::: GIVEN RECORDS

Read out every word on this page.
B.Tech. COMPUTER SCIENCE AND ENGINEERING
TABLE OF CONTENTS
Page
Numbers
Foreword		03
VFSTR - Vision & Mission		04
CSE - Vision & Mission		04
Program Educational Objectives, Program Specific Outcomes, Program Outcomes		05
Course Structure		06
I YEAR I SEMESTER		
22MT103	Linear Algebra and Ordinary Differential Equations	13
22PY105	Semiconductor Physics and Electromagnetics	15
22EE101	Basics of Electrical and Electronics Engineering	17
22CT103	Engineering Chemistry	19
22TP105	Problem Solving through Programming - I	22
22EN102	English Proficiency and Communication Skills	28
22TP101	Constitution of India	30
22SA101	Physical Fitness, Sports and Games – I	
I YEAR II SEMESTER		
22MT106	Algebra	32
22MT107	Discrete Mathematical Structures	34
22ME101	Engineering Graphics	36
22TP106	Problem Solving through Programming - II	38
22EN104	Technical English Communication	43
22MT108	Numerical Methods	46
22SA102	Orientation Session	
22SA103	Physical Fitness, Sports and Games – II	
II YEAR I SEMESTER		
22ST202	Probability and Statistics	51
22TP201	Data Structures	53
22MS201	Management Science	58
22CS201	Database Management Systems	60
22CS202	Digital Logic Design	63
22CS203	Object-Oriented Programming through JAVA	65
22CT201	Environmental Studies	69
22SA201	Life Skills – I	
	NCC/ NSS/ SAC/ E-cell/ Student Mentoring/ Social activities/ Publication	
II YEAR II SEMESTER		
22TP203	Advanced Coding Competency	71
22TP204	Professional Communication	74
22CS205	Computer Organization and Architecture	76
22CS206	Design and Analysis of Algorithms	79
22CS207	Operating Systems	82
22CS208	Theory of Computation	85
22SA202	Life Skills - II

::::::

> _AIM_:
The records above are to be copied in full, exactly as written.

> _ANSWER FOR THE TASK_:
Read out every word on this page.
B.Tech. COMPUTER SCIENCE AND ENGINEERING
TABLE OF CONTENTS
Page
Numbers
Foreword		03
VFSTR - Vision & Mission		04
CSE - Vision & Mission		04
Program Educational Objectives, Program Specific Outcomes, Program Outcomes		05
Course Structure		06
I YEAR I SEMESTER		
22MT103	Linear Algebra and Ordinary Differential Equations	13
22PY105	Semiconductor Physics and Electromagnetics	15
22EE101	Basics of Electrical and Electronics Engineering	17
22CT103	Engineering Chemistry	19
22TP105	Problem Solving through Programming - I	22
22EN102	English Proficiency and Communication Skills	28
22TP101	Constitution of India	30
22SA101	Physical Fitness, Sports and Games – I	
I YEAR II SEMESTER		
22MT106	Algebra	32
22MT107	Discrete Mathematical Structures	34
22ME101	Engineering Graphics	36
22TP106	Problem Solving through Programming - II	38
22EN104	Technical English Communication	43
22MT108	Numerical Methods	46
22SA102	Orientation Session	
22SA103	Physical Fitness, Sports and Games – II	
II YEAR I SEMESTER		
22ST202	Probability and Statistics	51
22TP201	Data Structures	53
22MS201	Management Science	58
22CS201	Database Management Systems	60
22CS202	Digital Logic Design	63
22CS203	Object-Oriented Programming through JAVA	65
22CT201	Environmental Studies	69
22SA201	Life Skills – I	
	NCC/ NSS/ SAC/ E-cell/ Student Mentoring/ Social activities/ Publication	
II YEAR II SEMESTER		
22TP203	Advanced Coding Competency	71
22TP204	Professional Communication	74
22CS205	Computer Organization and Architecture	76
22CS206	Design and Analysis of Algorithms	79
22CS207	Operating Systems	82
22CS208	Theory of Computation	85
22SA202	Life Skills - II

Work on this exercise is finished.